[Required work] Copy every entry word for word. Skip the pictures.

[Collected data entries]
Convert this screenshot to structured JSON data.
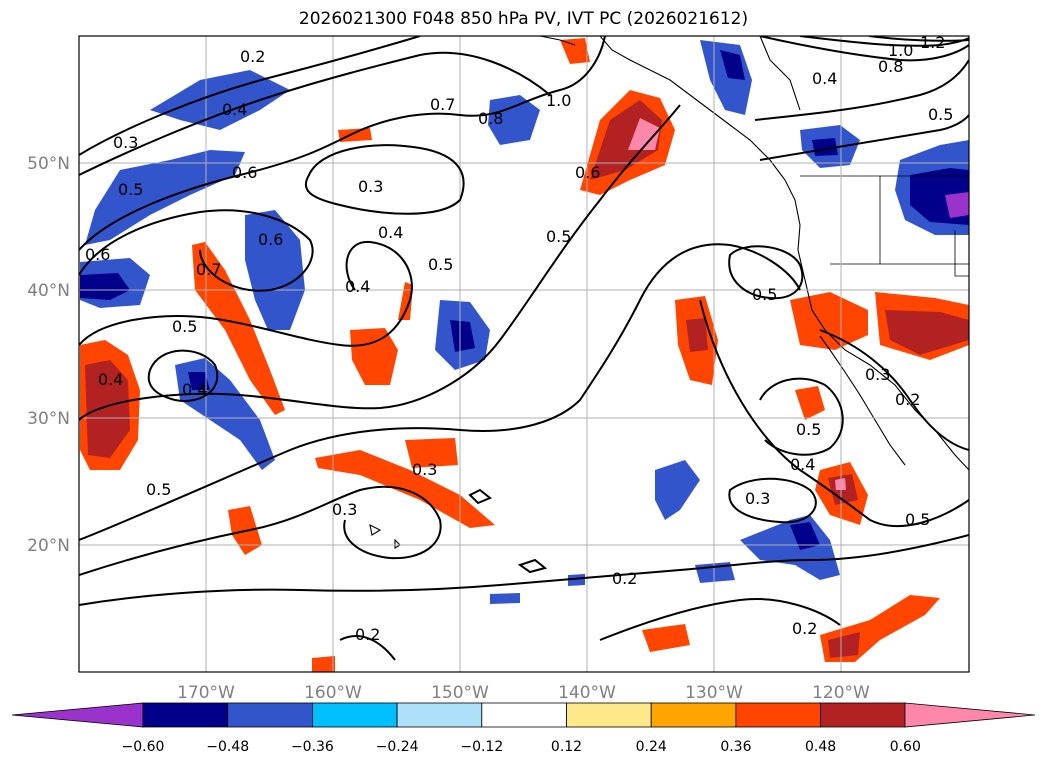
{
  "title": "2026021300 F048 850 hPa PV, IVT PC (2026021612)",
  "axes": {
    "lon_ticks": [
      "170°W",
      "160°W",
      "150°W",
      "140°W",
      "130°W",
      "120°W"
    ],
    "lat_ticks": [
      "50°N",
      "40°N",
      "30°N",
      "20°N"
    ]
  },
  "colorbar": {
    "ticks": [
      "−0.60",
      "−0.48",
      "−0.36",
      "−0.24",
      "−0.12",
      "0.12",
      "0.24",
      "0.36",
      "0.48",
      "0.60"
    ],
    "colors": [
      "#9933cc",
      "#00008b",
      "#3355cc",
      "#00bfff",
      "#aee0fa",
      "#ffffff",
      "#ffe88a",
      "#ffa500",
      "#ff4500",
      "#b22222",
      "#ff88aa"
    ]
  },
  "contour_labels": [
    "0.2",
    "0.3",
    "0.4",
    "0.5",
    "0.6",
    "0.7",
    "0.8",
    "1.0",
    "1.2"
  ],
  "map": {
    "lon_range": [
      -180,
      -110
    ],
    "lat_range": [
      10,
      60
    ],
    "gridlines": true,
    "shaded_field": "850 hPa PV",
    "contour_field": "IVT PC"
  }
}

[Task output]
Convert this screenshot to structured JSON data.
{
  "title": "2026021300 F048 850 hPa PV, IVT PC (2026021612)",
  "axes": {
    "lon_ticks": [
      "170°W",
      "160°W",
      "150°W",
      "140°W",
      "130°W",
      "120°W"
    ],
    "lat_ticks": [
      "50°N",
      "40°N",
      "30°N",
      "20°N"
    ]
  },
  "colorbar": {
    "ticks": [
      "−0.60",
      "−0.48",
      "−0.36",
      "−0.24",
      "−0.12",
      "0.12",
      "0.24",
      "0.36",
      "0.48",
      "0.60"
    ],
    "colors": [
      "#9933cc",
      "#00008b",
      "#3355cc",
      "#00bfff",
      "#aee0fa",
      "#ffffff",
      "#ffe88a",
      "#ffa500",
      "#ff4500",
      "#b22222",
      "#ff88aa"
    ]
  },
  "contour_labels": [
    "0.2",
    "0.3",
    "0.4",
    "0.5",
    "0.6",
    "0.7",
    "0.8",
    "1.0",
    "1.2"
  ],
  "map": {
    "lon_range": [
      -180,
      -110
    ],
    "lat_range": [
      10,
      60
    ],
    "gridlines": true,
    "shaded_field": "850 hPa PV",
    "contour_field": "IVT PC"
  }
}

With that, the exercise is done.